— CHALLENGE —
Copy out every line containing the word "small".

— ENTRIES PROVIDED —

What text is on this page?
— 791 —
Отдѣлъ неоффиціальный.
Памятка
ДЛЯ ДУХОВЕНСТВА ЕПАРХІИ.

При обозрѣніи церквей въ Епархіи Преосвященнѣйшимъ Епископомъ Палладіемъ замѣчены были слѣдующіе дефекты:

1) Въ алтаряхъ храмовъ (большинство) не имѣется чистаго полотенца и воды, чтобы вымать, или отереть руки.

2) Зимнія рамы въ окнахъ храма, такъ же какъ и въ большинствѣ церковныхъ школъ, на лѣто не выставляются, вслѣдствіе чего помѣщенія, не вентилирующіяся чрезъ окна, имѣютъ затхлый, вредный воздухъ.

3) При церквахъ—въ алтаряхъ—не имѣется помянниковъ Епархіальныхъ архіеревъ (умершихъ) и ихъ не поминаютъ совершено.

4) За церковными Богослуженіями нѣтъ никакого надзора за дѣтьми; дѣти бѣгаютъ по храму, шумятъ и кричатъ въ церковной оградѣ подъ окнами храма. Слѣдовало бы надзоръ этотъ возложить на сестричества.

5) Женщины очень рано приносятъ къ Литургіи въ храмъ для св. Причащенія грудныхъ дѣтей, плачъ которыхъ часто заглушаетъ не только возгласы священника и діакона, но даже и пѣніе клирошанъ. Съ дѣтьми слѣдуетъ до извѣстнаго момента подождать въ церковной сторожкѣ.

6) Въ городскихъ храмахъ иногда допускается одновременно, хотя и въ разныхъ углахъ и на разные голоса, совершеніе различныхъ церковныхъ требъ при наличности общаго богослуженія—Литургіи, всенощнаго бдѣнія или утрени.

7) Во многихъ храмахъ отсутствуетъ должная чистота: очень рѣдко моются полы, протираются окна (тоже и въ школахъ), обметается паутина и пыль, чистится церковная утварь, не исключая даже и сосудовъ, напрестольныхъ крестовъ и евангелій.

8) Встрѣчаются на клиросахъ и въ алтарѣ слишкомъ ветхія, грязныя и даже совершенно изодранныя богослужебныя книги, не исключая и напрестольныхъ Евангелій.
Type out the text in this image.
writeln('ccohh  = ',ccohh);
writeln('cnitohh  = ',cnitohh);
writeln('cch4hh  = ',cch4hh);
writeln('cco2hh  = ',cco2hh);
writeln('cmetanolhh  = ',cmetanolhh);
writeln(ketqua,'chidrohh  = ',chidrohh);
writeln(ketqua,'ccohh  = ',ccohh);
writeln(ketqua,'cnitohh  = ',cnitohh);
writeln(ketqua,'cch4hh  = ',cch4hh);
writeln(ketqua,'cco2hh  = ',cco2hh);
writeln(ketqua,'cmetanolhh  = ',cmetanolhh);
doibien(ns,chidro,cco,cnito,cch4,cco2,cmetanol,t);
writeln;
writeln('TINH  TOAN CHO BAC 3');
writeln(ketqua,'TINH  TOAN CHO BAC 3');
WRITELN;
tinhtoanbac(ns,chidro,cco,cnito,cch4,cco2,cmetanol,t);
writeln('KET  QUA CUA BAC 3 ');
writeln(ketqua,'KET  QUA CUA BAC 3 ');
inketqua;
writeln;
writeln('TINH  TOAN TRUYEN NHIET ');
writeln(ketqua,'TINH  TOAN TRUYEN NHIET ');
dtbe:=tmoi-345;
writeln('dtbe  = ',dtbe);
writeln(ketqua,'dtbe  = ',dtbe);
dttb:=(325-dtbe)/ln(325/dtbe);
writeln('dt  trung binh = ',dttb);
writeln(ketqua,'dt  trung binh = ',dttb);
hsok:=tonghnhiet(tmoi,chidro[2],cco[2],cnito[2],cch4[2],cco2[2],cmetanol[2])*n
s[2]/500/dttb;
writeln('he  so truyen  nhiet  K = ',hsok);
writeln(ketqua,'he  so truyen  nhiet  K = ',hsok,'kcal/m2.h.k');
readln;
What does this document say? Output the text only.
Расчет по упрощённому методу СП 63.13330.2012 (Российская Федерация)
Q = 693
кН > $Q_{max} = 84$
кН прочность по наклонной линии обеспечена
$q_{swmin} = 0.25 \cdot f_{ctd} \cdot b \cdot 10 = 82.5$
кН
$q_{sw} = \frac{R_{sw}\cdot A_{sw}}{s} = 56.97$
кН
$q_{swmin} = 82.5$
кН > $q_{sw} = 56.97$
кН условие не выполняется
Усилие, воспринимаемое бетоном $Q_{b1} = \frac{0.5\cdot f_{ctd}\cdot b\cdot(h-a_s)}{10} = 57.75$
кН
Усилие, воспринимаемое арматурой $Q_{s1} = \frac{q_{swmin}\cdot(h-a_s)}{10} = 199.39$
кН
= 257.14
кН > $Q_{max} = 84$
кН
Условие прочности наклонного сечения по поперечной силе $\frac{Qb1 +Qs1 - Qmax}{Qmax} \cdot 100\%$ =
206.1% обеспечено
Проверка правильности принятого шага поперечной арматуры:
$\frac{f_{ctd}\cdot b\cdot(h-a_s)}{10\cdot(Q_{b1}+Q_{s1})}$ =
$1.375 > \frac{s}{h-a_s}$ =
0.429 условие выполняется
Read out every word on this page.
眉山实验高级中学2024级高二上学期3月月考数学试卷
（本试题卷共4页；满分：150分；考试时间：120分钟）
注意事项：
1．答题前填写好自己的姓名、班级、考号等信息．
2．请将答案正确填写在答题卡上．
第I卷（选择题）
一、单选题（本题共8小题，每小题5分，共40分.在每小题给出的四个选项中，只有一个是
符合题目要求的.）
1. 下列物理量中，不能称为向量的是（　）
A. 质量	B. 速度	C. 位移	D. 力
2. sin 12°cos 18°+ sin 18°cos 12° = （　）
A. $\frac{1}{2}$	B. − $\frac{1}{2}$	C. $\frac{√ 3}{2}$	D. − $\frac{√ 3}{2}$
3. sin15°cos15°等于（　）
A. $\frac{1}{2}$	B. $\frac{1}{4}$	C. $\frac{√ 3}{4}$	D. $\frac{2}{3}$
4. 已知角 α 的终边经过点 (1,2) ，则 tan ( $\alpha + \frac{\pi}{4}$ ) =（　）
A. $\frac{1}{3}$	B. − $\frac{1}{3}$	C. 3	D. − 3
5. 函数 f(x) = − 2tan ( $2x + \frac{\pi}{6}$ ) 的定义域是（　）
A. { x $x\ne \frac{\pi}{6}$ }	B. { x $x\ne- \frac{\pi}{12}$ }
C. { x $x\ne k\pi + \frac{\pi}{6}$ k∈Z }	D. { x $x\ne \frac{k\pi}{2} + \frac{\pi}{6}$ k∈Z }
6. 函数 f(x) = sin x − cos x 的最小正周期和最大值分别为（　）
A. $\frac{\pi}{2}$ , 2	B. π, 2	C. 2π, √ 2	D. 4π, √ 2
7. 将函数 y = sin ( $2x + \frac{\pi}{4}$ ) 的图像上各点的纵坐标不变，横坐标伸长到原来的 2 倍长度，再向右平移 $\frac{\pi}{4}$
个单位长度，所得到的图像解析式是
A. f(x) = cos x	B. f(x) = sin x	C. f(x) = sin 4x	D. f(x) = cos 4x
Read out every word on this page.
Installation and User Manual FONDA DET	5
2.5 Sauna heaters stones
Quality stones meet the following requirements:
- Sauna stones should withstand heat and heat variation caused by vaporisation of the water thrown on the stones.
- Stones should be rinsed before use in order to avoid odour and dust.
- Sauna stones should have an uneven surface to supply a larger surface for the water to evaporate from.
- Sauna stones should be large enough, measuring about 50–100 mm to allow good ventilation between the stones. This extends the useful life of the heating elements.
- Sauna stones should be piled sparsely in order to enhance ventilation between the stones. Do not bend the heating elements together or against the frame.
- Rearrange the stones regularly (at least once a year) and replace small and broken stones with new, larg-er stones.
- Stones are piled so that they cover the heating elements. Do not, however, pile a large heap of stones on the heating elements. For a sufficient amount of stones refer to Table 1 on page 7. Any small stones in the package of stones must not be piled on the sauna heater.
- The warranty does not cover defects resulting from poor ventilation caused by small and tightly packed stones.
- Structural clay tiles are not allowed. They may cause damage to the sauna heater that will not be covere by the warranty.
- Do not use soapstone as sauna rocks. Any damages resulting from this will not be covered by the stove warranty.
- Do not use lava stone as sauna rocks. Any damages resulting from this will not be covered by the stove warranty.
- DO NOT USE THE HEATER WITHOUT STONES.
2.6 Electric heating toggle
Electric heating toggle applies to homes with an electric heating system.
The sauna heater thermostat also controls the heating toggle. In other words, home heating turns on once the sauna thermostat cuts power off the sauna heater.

— ANSWER BELOW —
- Rearrange the stones regularly (at least once a year) and replace small and broken stones with new, larg-er stones.
- Stones are piled so that they cover the heating elements. Do not, however, pile a large heap of stones on the heating elements. For a sufficient amount of stones refer to Table 1 on page 7. Any small stones in the package of stones must not be piled on the sauna heater.
- The warranty does not cover defects resulting from poor ventilation caused by small and tightly packed stones.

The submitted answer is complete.